**PROBLEM DETAILS**
Check each line of the material below for the string "生物影响环境", then report how many lines have it, and nothing else.

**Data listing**
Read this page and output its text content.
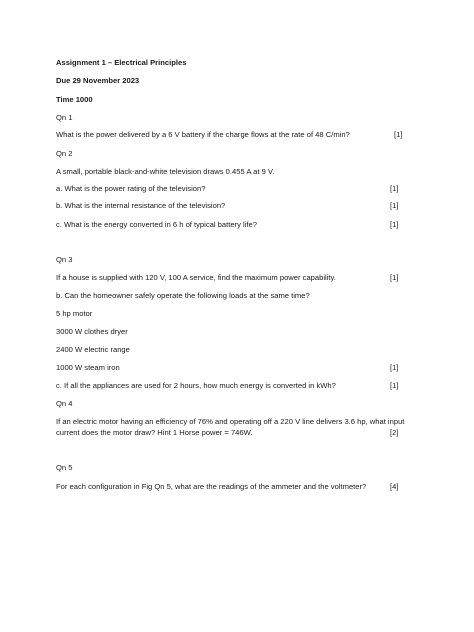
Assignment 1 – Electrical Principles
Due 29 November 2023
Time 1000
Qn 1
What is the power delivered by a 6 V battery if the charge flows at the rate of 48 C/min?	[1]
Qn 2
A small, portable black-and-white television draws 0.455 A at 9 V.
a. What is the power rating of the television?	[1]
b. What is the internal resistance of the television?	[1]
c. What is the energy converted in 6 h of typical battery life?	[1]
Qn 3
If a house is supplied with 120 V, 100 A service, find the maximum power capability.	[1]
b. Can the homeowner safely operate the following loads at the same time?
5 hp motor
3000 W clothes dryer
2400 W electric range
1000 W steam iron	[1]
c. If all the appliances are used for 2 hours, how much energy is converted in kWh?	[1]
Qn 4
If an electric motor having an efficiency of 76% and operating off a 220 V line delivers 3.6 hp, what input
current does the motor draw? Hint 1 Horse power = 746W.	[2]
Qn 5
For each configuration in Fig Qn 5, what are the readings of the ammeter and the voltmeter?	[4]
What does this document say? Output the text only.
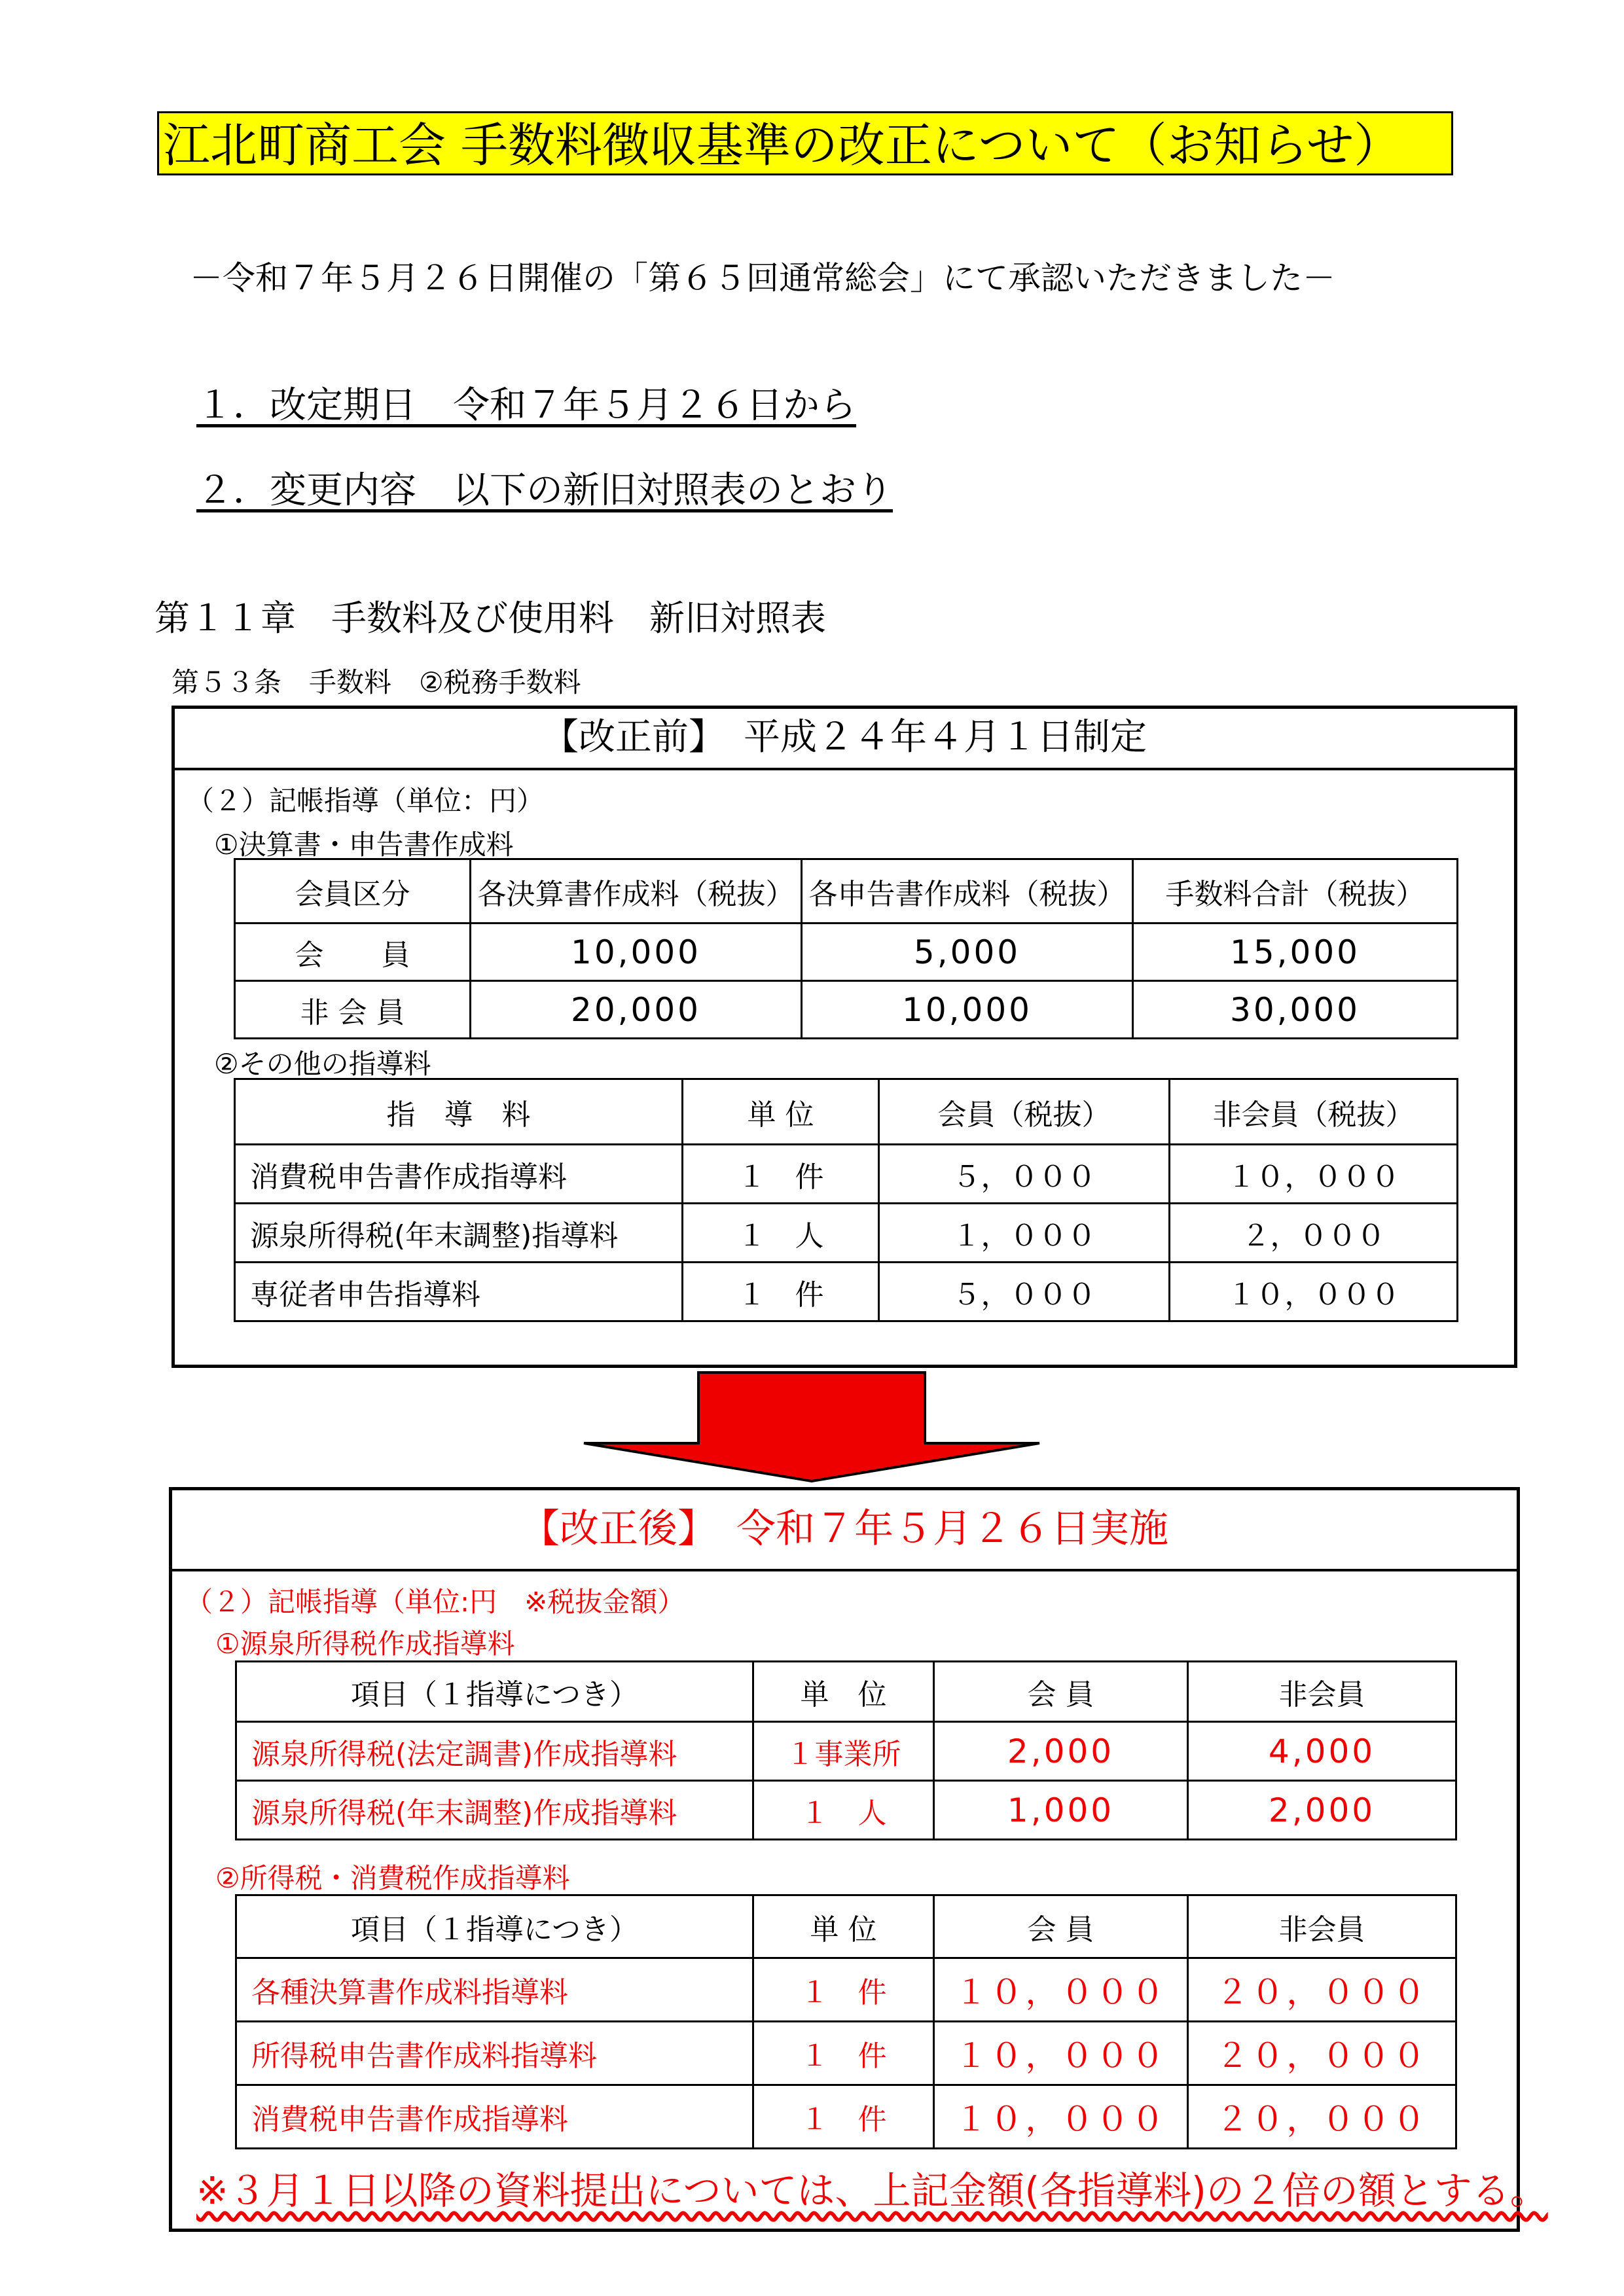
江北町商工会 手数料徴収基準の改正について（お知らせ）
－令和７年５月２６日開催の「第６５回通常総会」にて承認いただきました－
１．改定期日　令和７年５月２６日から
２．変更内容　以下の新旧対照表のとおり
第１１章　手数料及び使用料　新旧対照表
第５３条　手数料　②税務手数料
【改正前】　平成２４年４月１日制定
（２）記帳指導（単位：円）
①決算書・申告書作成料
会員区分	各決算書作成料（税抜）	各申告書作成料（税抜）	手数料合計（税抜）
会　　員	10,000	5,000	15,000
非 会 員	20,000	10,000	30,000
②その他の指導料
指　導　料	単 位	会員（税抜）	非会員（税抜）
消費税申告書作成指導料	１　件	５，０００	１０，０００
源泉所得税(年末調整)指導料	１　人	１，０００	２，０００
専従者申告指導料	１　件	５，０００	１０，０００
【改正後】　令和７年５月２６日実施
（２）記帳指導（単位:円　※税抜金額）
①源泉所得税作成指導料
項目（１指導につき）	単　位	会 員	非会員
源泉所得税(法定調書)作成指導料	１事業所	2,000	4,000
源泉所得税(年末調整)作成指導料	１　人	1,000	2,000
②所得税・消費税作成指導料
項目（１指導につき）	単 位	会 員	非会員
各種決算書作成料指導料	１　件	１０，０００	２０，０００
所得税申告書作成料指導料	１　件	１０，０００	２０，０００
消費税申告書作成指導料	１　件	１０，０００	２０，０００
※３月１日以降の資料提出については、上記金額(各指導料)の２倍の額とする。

...

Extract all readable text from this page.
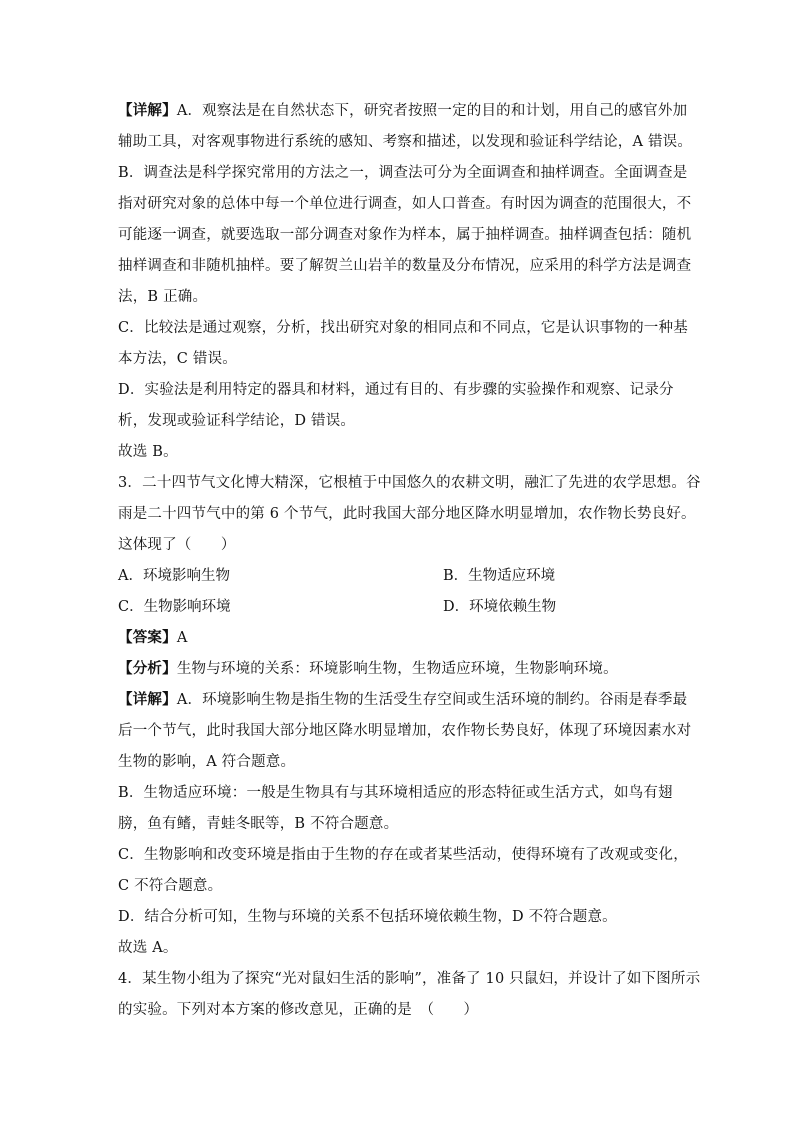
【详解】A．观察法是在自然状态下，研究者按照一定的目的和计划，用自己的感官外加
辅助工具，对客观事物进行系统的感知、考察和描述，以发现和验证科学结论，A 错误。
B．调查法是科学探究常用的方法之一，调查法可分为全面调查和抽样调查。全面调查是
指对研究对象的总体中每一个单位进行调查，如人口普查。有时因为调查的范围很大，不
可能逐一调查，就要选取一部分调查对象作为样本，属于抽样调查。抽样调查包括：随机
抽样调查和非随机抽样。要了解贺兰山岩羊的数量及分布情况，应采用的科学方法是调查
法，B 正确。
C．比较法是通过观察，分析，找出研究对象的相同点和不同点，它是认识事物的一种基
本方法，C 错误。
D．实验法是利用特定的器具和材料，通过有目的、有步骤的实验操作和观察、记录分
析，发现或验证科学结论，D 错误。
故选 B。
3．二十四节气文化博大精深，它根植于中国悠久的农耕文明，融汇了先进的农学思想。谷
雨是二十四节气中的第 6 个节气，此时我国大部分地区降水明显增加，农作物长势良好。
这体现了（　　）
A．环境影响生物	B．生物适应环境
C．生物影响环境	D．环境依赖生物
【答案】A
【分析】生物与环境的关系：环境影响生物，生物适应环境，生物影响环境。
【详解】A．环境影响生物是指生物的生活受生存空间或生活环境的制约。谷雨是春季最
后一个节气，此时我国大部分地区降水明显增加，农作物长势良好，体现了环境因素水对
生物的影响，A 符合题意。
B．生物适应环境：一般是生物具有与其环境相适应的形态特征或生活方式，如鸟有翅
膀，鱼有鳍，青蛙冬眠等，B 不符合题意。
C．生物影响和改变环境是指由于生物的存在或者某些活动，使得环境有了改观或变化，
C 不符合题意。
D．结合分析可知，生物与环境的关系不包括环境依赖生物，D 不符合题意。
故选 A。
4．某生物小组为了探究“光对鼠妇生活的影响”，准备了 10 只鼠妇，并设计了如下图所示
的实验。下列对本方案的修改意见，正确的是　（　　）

---

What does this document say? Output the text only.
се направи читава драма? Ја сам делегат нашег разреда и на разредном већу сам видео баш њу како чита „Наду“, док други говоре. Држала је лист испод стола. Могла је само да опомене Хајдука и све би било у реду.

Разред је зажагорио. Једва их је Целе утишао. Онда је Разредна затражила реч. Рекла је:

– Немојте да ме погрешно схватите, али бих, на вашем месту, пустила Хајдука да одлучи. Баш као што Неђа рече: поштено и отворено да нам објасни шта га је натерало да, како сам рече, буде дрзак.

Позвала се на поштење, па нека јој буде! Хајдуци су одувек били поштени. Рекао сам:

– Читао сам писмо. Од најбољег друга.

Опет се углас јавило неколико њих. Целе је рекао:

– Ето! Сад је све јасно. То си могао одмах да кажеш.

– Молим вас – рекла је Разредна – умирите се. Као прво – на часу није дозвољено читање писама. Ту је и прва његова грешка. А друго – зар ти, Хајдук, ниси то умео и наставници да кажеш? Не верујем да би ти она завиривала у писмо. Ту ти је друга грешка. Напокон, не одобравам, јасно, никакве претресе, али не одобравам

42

**RESPONSE TO THE EXERCISE**
2